● **EXERCISE TASK**
Find the string "Contains" in the data, then copy every line where it is found.

(Records that describe figures)
---*---

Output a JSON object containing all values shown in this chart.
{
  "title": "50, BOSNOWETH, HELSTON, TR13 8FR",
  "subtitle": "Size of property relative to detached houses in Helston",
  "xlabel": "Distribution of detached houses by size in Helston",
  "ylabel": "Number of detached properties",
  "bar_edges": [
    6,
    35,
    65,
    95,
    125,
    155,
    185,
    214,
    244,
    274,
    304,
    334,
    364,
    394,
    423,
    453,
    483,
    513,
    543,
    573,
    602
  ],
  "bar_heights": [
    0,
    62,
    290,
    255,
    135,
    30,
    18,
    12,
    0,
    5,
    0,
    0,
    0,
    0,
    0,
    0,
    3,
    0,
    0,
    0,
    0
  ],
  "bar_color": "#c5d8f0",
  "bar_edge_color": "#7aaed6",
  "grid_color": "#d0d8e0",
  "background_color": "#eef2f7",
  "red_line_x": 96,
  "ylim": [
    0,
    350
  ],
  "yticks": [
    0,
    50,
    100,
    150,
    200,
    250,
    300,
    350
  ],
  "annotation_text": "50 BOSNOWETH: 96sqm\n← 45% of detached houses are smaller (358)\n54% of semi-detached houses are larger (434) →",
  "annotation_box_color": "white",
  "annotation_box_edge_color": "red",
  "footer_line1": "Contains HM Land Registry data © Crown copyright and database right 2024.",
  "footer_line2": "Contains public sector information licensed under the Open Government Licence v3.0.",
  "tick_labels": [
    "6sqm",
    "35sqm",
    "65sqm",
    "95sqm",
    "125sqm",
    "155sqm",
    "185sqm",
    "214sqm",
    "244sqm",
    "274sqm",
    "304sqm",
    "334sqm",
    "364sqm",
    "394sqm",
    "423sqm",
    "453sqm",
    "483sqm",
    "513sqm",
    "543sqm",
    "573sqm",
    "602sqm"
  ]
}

---*---

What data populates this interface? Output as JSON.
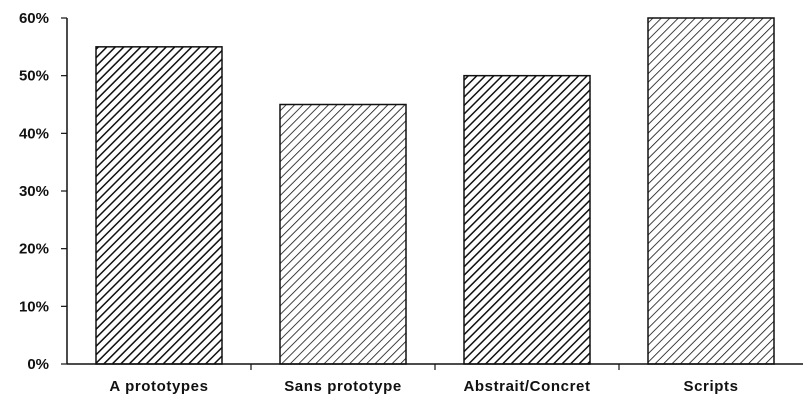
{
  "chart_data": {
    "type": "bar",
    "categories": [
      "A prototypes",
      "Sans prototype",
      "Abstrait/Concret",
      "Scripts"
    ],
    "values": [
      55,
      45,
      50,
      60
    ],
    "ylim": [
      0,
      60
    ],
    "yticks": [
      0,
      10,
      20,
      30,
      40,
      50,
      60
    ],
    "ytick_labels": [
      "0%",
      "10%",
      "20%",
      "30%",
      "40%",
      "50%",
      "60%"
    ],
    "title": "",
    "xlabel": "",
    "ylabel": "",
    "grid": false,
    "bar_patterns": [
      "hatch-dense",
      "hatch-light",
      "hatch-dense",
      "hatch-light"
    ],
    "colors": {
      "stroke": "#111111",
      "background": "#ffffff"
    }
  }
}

---*---

● **TASK SOLUTION**
  "footer_line1": "Contains HM Land Registry data © Crown copyright and database right 2024.",
  "footer_line2": "Contains public sector information licensed under the Open Government Licence v3.0.",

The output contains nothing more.